Mágico mesmo é quando se observam pessoas a se modificarem
gradativamente para o bem, e isto sem que elas o percebam.
O grupo reunido é uma força poderosa para modificar pessoas.
- Somos seres sociais por excelência!
Sociais porque o grupo exerce uma força incrível sobre cada
um de seus membros. Isto é verificável nos grupos de jovens: usar
"piercins", cortar cabelo de forma bizarra, tatuagem, e outros sinais
de identificação externa, são apenas algumas das modificações forçadas pelos
seus iguais.
Transfira-se isto para características internas de valores e
princípios, espiritualidade, emoções e tem-se o que ocorre dentro de uma loja
maçônica.
É por isso que não tem como aprender Maçonaria a partir de
livros; estes possuem apenas conhecimento, informação e isto não é educação.

++++++++

[O que fazer]:
[a] Segundo o texto sobre o grupo e a Maçonaria, por que não há como aprender Maçonaria a partir de livros?
[b] Escreva a continuação do texto sobre o grupo e a Maçonaria a partir da última frase apresentada.

[Dados armazenados]:
++++++++

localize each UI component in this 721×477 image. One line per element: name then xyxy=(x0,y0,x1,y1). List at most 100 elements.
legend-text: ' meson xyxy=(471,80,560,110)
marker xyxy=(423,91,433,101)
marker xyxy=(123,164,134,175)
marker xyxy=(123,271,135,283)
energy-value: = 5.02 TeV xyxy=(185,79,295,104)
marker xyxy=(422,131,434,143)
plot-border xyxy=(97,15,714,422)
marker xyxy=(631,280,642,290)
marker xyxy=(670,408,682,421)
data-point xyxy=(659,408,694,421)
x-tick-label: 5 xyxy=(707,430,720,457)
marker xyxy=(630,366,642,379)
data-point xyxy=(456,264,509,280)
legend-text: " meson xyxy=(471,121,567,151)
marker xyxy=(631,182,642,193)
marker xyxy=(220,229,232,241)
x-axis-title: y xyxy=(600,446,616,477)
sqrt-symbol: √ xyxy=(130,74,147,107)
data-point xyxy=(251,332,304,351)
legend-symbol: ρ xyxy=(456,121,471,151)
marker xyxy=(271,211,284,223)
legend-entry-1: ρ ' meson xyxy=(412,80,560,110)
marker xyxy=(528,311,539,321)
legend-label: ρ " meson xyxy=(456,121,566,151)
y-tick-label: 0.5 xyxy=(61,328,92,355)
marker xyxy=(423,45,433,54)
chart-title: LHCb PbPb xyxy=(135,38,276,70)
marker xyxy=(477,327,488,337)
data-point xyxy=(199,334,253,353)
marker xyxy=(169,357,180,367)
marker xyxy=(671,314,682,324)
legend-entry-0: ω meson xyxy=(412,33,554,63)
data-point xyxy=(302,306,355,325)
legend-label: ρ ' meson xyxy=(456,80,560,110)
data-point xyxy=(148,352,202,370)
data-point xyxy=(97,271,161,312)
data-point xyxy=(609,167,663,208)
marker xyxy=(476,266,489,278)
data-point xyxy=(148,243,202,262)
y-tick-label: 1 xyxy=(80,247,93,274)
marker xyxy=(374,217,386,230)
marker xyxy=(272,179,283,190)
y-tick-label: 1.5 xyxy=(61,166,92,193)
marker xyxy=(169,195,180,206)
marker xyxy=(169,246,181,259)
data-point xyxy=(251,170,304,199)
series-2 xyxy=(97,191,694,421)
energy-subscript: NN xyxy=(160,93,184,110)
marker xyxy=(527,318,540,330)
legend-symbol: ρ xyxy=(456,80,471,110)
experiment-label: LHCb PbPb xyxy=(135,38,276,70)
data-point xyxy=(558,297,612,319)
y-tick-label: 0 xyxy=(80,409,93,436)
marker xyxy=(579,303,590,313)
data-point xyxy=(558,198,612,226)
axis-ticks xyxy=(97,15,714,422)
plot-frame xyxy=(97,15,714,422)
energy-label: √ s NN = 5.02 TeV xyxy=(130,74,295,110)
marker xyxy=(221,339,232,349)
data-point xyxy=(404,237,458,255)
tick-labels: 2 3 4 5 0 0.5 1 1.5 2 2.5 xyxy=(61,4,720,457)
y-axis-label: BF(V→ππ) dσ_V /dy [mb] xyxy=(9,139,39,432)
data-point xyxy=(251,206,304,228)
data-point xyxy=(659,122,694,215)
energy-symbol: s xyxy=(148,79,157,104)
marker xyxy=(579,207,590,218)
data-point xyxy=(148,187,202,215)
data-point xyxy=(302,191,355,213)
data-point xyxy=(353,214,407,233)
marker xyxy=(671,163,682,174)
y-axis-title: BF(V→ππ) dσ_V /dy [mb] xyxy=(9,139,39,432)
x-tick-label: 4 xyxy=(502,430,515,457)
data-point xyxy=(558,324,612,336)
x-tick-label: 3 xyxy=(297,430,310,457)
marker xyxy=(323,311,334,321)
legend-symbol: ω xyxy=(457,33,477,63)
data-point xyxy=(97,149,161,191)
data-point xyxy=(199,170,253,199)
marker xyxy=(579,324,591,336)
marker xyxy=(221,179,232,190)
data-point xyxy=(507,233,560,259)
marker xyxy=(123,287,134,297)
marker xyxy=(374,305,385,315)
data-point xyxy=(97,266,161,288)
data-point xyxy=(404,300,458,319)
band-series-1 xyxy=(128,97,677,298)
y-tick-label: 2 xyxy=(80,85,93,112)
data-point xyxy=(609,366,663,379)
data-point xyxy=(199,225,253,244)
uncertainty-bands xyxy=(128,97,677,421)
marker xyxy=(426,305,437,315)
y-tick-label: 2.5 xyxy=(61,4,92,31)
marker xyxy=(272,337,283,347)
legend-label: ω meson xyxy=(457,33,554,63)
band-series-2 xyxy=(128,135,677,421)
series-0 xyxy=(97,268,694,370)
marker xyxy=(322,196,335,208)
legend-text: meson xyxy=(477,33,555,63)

++++++++

[Respostas esperadas]:
[a] Porque os livros possuem apenas conhecimento e informação, e isso não é educação.

[b]
Para tal é necessária a convivência.
A escola que só transmite conhecimento sem o aporte de
princípios, valores e virtudes, não educa, e, às vezes, sequer transmite
conhecimentos.
Transmitir conhecimento não é educação.
Informação serve quase que exclusivamente para prover o
sustento.
E como existe apenas a autoeducação, cada um só muda quando
decide e age para estabelecer uma mudança. E quando esta alteração no seu eu,
self, tem o apoio do ego, livre-arbítrio, tem-se a autoeducação pura e
proativa.
Na Maçonaria esta autoeducação é sempre orientada para o bem
porque a ela sempre exige sacrifício, sair da zona de conforto e partir para a
ação contra a tendência natural de aderir a vícios, exige força de vontade
hercúlea. Sozinho é difícil, mas não impossível! Em grupo a tarefa é facilitada
exatamente pela pressão advinda da reunião de diversas pessoas, da energia do
pensamento emitido pela coletividade: é genético.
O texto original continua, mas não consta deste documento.